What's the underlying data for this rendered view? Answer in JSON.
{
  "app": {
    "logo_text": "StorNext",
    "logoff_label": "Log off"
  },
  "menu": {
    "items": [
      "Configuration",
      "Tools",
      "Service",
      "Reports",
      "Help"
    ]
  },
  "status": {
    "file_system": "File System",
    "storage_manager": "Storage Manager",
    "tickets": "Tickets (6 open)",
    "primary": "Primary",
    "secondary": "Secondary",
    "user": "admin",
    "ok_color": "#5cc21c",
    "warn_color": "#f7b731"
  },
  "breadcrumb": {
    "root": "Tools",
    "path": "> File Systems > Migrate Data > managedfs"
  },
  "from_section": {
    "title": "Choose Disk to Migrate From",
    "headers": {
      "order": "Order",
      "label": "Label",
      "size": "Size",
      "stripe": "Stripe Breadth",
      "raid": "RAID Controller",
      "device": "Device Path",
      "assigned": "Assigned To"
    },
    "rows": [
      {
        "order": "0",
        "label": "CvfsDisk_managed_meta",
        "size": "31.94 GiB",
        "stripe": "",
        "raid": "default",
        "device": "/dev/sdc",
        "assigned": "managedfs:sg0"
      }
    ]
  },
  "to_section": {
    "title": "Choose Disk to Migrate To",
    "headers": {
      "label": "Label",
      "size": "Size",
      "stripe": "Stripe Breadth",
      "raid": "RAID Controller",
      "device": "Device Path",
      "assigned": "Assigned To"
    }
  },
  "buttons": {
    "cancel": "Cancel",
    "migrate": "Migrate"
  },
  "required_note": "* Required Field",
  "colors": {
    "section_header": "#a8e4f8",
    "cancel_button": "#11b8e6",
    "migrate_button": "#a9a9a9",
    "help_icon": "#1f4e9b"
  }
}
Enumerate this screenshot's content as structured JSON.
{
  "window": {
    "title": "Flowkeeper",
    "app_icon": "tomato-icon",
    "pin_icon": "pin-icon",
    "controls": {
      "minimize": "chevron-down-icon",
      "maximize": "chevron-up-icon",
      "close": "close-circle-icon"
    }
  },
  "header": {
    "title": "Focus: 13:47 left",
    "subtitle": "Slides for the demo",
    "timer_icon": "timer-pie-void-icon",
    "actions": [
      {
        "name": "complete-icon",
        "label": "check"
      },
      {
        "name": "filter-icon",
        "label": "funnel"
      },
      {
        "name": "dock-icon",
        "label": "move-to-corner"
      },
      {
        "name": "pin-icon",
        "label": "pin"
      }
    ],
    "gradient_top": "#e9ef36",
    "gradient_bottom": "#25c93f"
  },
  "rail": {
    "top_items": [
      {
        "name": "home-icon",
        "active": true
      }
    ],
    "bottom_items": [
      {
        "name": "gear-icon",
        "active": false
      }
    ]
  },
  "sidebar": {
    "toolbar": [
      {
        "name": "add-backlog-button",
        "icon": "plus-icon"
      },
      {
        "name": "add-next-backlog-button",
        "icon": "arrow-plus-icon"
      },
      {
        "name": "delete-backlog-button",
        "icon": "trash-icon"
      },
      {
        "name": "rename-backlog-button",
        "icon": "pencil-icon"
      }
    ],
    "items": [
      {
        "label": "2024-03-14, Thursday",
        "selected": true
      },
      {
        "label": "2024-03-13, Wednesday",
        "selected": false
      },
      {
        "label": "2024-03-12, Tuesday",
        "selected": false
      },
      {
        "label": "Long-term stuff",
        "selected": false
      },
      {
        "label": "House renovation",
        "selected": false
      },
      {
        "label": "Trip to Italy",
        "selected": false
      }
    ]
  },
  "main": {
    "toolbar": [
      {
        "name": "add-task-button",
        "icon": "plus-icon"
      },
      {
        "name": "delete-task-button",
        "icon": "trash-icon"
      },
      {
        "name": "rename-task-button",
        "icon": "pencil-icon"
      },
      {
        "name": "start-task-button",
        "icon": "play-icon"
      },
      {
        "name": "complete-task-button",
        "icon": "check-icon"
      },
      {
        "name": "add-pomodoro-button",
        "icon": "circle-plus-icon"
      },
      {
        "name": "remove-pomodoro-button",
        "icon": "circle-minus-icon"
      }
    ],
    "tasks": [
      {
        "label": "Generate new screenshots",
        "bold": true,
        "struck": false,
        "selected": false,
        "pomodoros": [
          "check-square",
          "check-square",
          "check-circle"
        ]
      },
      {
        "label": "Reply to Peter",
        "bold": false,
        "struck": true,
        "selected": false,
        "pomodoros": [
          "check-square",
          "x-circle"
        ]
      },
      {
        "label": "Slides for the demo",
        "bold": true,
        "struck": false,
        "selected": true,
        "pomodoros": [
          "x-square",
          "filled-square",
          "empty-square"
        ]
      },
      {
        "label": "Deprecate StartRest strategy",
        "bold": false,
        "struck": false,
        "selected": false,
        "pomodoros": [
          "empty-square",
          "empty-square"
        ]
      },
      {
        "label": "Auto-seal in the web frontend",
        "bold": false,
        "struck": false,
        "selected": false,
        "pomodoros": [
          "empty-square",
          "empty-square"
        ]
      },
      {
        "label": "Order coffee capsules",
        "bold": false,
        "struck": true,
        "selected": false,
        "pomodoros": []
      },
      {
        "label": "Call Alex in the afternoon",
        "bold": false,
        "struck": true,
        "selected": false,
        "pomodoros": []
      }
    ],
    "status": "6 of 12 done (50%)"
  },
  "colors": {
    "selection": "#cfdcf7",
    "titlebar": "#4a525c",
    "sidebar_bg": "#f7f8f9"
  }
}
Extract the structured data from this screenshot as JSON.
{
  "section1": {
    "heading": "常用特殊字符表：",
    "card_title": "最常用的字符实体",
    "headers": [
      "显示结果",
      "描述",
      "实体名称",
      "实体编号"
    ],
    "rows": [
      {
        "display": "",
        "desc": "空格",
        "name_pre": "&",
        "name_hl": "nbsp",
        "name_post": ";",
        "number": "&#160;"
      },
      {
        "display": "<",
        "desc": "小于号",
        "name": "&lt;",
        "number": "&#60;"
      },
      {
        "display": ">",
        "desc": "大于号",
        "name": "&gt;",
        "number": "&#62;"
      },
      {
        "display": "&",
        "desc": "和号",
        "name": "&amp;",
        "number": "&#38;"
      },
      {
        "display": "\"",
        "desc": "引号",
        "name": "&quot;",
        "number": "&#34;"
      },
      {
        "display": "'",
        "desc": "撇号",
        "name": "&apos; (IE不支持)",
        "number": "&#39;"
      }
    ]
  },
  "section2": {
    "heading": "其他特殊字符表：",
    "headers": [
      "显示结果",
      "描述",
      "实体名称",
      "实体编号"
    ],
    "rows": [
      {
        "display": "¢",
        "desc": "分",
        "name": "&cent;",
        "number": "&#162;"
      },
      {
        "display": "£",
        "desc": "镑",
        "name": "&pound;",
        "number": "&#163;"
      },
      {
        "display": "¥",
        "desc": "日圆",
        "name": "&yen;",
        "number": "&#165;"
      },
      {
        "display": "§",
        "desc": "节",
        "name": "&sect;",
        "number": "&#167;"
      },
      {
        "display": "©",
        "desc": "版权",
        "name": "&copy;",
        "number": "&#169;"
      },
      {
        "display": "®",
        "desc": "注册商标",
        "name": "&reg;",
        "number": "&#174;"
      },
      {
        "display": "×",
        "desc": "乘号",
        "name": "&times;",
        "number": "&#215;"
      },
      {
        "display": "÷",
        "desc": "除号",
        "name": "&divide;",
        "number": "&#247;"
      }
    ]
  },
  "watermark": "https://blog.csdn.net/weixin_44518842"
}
☆ ☆ ☆ ☆ ☆
Goal of the exercise:
Identify the lines that contain the string "Slides", and copy every one of them.

Final result:
    "subtitle": "Slides for the demo",
        "label": "Slides for the demo",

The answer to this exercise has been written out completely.